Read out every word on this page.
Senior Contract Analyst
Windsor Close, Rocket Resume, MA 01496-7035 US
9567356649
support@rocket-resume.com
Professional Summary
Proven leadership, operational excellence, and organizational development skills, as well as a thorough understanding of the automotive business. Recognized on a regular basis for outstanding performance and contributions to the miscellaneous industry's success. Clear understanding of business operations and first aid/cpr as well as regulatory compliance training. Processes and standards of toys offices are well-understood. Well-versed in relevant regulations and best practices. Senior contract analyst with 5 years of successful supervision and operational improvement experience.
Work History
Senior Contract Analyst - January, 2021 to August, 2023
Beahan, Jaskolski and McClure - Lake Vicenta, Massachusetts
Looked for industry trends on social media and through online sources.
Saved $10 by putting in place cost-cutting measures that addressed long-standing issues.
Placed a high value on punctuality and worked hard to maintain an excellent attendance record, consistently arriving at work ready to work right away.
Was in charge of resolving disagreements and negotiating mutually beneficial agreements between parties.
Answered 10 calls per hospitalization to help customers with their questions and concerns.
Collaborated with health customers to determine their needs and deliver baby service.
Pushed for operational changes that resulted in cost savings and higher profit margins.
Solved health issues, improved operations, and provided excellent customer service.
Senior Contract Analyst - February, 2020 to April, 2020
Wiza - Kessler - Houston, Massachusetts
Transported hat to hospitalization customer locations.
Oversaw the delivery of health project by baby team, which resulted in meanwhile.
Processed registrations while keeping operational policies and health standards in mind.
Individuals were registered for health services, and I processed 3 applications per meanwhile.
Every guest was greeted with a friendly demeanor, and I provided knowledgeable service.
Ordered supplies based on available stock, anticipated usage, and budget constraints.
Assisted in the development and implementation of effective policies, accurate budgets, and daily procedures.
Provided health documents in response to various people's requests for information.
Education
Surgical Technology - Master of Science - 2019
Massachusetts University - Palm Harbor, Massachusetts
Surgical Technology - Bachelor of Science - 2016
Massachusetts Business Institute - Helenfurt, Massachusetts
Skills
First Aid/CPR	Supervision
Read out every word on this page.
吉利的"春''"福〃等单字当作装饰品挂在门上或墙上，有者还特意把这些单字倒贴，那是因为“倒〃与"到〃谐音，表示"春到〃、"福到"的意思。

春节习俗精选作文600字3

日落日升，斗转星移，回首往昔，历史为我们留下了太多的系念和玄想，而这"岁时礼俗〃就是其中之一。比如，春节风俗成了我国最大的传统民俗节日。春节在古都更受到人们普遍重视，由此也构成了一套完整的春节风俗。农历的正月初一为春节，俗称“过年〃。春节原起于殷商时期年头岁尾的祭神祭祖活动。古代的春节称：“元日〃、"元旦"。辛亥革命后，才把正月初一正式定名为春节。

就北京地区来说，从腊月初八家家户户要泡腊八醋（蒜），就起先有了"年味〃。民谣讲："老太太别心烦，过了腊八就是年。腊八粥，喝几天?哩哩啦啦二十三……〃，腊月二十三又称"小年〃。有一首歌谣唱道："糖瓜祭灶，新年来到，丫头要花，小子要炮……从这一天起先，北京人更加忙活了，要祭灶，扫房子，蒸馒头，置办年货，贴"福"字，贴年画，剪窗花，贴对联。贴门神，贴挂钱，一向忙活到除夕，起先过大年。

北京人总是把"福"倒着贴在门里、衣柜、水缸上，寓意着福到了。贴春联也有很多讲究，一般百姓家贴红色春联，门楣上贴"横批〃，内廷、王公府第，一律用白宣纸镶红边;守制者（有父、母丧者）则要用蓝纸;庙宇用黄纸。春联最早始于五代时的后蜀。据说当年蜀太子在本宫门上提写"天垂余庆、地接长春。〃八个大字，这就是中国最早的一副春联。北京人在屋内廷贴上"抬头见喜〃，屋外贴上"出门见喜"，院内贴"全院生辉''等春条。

+++

* _PROBLEM STATEMENT_:
Using the records above, select and copy every line that has the word "operations".

* _TASK RESPONSE_:
Proven leadership, operational excellence, and organizational development skills, as well as a thorough understanding of the automotive business. Recognized on a regular basis for outstanding performance and contributions to the miscellaneous industry's success. Clear understanding of business operations and first aid/cpr as well as regulatory compliance training. Processes and standards of toys offices are well-understood. Well-versed in relevant regulations and best practices. Senior contract analyst with 5 years of successful supervision and operational improvement experience.
Solved health issues, improved operations, and provided excellent customer service.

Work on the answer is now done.